→ Task instructions
Can you pull out each line of the data below that includes the word "Συνεργείου"?

→ Information provided
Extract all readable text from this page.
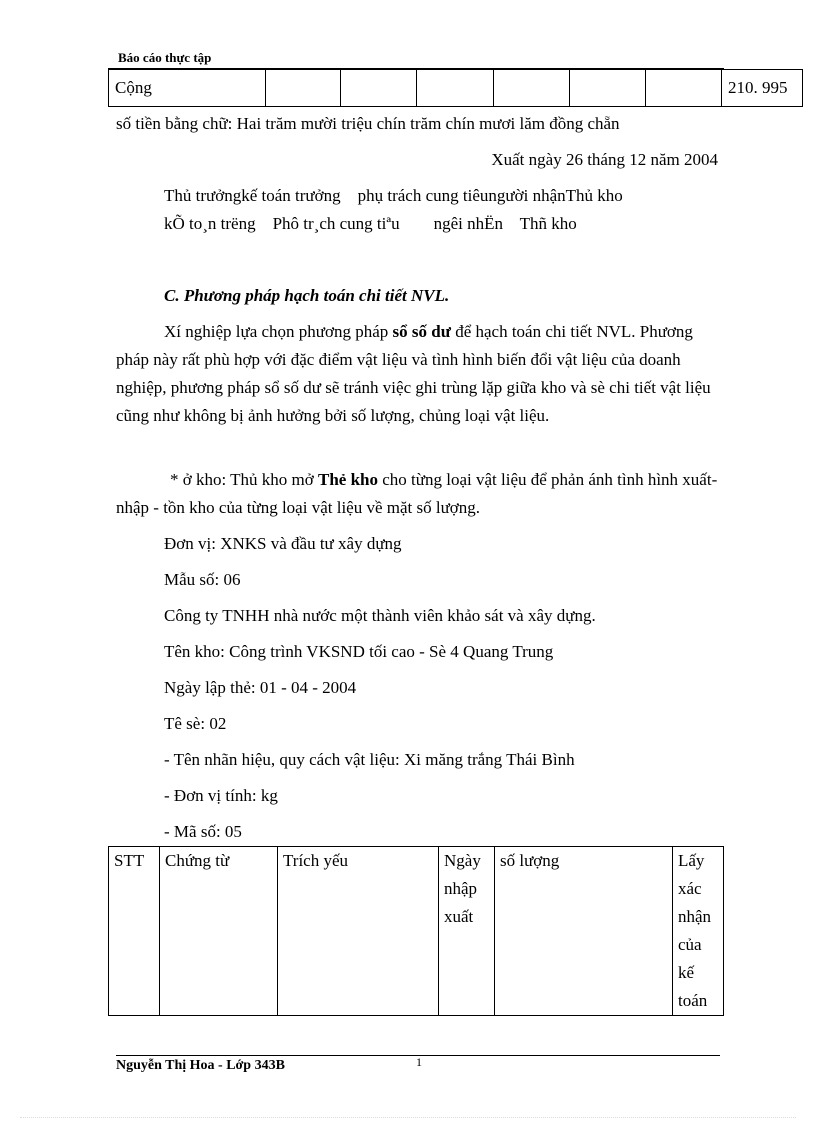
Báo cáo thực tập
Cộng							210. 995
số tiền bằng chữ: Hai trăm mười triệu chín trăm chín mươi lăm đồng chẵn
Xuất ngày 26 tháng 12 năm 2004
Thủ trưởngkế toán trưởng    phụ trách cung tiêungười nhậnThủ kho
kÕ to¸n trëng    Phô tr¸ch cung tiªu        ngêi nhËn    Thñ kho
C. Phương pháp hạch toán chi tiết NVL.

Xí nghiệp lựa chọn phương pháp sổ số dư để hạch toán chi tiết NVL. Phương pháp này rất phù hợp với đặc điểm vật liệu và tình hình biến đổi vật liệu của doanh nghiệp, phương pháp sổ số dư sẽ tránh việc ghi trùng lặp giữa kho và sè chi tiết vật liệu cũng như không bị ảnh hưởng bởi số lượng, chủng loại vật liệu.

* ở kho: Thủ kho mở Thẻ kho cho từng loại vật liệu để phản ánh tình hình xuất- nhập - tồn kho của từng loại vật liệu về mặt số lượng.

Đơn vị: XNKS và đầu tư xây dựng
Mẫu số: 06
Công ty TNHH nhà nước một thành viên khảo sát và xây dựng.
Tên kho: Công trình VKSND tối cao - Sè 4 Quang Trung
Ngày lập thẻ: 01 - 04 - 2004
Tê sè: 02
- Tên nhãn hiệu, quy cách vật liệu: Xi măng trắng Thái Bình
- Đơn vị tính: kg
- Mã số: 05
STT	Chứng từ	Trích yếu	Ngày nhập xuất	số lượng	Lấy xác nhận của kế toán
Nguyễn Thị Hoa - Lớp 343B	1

* * *

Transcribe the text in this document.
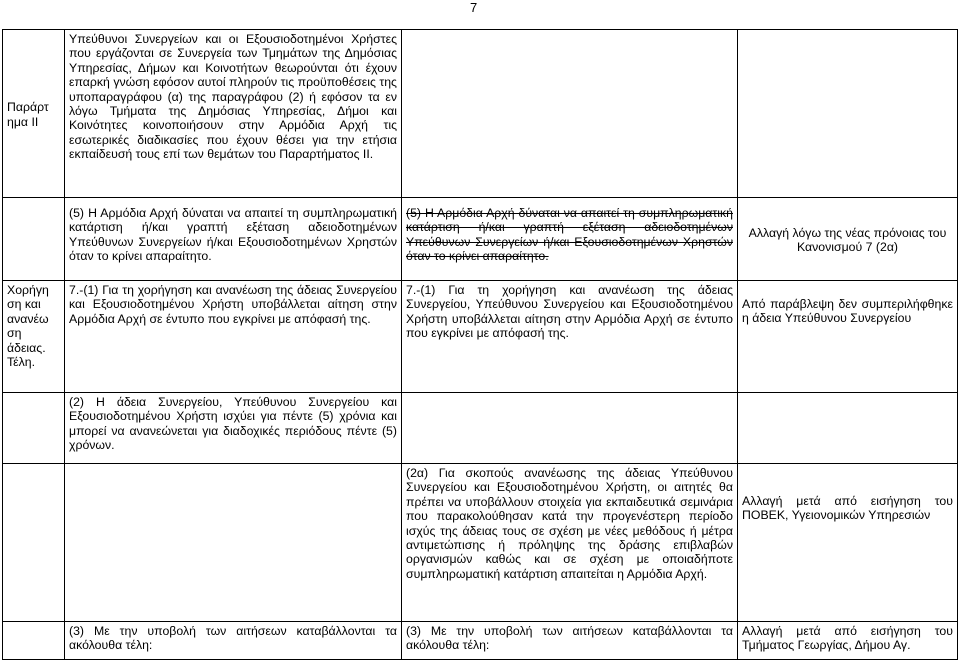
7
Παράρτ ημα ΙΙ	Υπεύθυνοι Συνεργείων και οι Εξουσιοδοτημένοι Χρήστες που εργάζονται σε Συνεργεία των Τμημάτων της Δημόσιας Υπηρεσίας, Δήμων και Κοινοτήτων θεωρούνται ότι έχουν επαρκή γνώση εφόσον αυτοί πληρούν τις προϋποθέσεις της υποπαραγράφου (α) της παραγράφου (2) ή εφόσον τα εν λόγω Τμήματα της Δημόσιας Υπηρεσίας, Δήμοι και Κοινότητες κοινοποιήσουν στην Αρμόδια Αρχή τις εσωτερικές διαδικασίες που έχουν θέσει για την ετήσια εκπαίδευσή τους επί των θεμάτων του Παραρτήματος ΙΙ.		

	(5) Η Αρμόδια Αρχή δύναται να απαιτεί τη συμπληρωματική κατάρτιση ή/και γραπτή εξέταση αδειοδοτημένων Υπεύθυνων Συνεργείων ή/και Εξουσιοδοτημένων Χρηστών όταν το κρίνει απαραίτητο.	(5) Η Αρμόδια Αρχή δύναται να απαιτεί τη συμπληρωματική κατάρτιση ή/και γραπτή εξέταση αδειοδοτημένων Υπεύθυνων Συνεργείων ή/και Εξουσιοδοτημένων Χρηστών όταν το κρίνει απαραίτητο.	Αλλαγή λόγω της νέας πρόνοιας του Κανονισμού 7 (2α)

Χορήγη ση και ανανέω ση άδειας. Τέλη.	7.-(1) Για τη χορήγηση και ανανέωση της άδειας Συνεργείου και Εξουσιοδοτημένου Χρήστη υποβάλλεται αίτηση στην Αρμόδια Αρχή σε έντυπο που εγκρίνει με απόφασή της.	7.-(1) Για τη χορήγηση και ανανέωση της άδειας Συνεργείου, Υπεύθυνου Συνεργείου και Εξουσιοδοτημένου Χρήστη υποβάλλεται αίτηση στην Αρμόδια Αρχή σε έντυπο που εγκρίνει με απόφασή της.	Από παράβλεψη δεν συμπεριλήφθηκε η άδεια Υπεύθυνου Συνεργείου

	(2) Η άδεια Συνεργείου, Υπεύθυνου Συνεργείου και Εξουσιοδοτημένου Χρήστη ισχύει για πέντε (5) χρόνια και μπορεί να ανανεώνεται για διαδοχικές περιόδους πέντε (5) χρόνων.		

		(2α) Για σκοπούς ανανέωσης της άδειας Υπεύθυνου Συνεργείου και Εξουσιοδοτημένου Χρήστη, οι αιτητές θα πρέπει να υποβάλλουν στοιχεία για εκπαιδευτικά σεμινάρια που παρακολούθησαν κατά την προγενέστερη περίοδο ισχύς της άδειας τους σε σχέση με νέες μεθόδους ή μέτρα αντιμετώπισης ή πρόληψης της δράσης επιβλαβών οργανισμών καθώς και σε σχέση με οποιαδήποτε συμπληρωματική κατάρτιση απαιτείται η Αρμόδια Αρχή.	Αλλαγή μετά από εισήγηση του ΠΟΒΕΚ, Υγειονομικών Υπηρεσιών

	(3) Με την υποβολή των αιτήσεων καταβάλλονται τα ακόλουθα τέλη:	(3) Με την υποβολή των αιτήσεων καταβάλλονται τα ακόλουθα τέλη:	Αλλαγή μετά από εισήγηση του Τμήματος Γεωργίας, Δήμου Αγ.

→ Solution to this task
Χορήγη ση και ανανέω ση άδειας. Τέλη.	7.-(1) Για τη χορήγηση και ανανέωση της άδειας Συνεργείου και Εξουσιοδοτημένου Χρήστη υποβάλλεται αίτηση στην Αρμόδια Αρχή σε έντυπο που εγκρίνει με απόφασή της.	7.-(1) Για τη χορήγηση και ανανέωση της άδειας Συνεργείου, Υπεύθυνου Συνεργείου και Εξουσιοδοτημένου Χρήστη υποβάλλεται αίτηση στην Αρμόδια Αρχή σε έντυπο που εγκρίνει με απόφασή της.	Από παράβλεψη δεν συμπεριλήφθηκε η άδεια Υπεύθυνου Συνεργείου
	(2) Η άδεια Συνεργείου, Υπεύθυνου Συνεργείου και Εξουσιοδοτημένου Χρήστη ισχύει για πέντε (5) χρόνια και μπορεί να ανανεώνεται για διαδοχικές περιόδους πέντε (5) χρόνων.		
		(2α) Για σκοπούς ανανέωσης της άδειας Υπεύθυνου Συνεργείου και Εξουσιοδοτημένου Χρήστη, οι αιτητές θα πρέπει να υποβάλλουν στοιχεία για εκπαιδευτικά σεμινάρια που παρακολούθησαν κατά την προγενέστερη περίοδο ισχύς της άδειας τους σε σχέση με νέες μεθόδους ή μέτρα αντιμετώπισης ή πρόληψης της δράσης επιβλαβών οργανισμών καθώς και σε σχέση με οποιαδήποτε συμπληρωματική κατάρτιση απαιτείται η Αρμόδια Αρχή.	Αλλαγή μετά από εισήγηση του ΠΟΒΕΚ, Υγειονομικών Υπηρεσιών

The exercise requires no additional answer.